=== Material for this exercise ===

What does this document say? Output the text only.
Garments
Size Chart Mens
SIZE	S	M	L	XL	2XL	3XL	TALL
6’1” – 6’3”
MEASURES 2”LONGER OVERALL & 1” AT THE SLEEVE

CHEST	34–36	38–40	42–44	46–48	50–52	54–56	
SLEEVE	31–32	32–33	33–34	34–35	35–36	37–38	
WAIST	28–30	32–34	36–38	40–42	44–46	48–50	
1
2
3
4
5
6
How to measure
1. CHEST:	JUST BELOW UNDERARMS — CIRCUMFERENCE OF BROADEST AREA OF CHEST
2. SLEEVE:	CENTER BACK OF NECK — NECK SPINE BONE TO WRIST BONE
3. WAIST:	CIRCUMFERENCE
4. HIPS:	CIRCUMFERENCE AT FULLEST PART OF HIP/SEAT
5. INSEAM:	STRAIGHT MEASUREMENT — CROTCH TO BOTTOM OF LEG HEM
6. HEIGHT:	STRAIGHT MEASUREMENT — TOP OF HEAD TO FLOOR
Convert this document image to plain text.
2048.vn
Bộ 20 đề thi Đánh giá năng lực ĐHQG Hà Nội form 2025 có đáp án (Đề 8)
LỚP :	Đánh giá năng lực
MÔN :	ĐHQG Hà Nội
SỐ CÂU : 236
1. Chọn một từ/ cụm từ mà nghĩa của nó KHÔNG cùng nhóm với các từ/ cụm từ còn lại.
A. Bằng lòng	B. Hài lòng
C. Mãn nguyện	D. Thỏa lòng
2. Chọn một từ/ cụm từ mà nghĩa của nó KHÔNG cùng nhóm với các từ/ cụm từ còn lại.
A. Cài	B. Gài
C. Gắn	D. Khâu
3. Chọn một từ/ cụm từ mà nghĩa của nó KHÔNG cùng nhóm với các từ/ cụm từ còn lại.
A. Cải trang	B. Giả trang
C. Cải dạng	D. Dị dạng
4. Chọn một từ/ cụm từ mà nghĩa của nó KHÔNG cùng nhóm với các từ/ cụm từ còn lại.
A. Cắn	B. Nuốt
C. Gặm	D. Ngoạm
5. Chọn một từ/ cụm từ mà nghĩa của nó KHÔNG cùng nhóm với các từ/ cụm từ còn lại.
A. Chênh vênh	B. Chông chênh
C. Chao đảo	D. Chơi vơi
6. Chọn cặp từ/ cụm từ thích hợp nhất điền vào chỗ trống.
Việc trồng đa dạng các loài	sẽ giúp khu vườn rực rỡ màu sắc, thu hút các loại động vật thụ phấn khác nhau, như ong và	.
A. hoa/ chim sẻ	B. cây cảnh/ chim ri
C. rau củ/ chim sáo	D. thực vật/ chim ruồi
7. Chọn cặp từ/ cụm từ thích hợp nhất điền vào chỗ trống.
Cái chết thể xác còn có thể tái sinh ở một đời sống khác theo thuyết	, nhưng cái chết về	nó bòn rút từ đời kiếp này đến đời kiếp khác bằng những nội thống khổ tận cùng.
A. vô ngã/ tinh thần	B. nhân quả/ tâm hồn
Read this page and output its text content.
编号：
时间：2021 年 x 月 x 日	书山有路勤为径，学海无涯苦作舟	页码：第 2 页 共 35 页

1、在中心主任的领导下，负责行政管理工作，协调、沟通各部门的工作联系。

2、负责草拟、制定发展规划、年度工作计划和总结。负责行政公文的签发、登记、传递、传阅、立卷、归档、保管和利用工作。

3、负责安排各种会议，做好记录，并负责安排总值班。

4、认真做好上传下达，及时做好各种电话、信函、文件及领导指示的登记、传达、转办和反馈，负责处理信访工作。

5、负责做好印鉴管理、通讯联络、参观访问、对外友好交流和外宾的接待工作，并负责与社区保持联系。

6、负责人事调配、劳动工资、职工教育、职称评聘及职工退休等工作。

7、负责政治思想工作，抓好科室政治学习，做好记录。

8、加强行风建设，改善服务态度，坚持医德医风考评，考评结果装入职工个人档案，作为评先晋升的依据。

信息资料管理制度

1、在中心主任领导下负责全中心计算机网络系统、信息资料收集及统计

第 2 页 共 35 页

===

Using the data above, copy each line that contains "ĐHQG".

Bộ 20 đề thi Đánh giá năng lực ĐHQG Hà Nội form 2025 có đáp án (Đề 8)
MÔN :	ĐHQG Hà Nội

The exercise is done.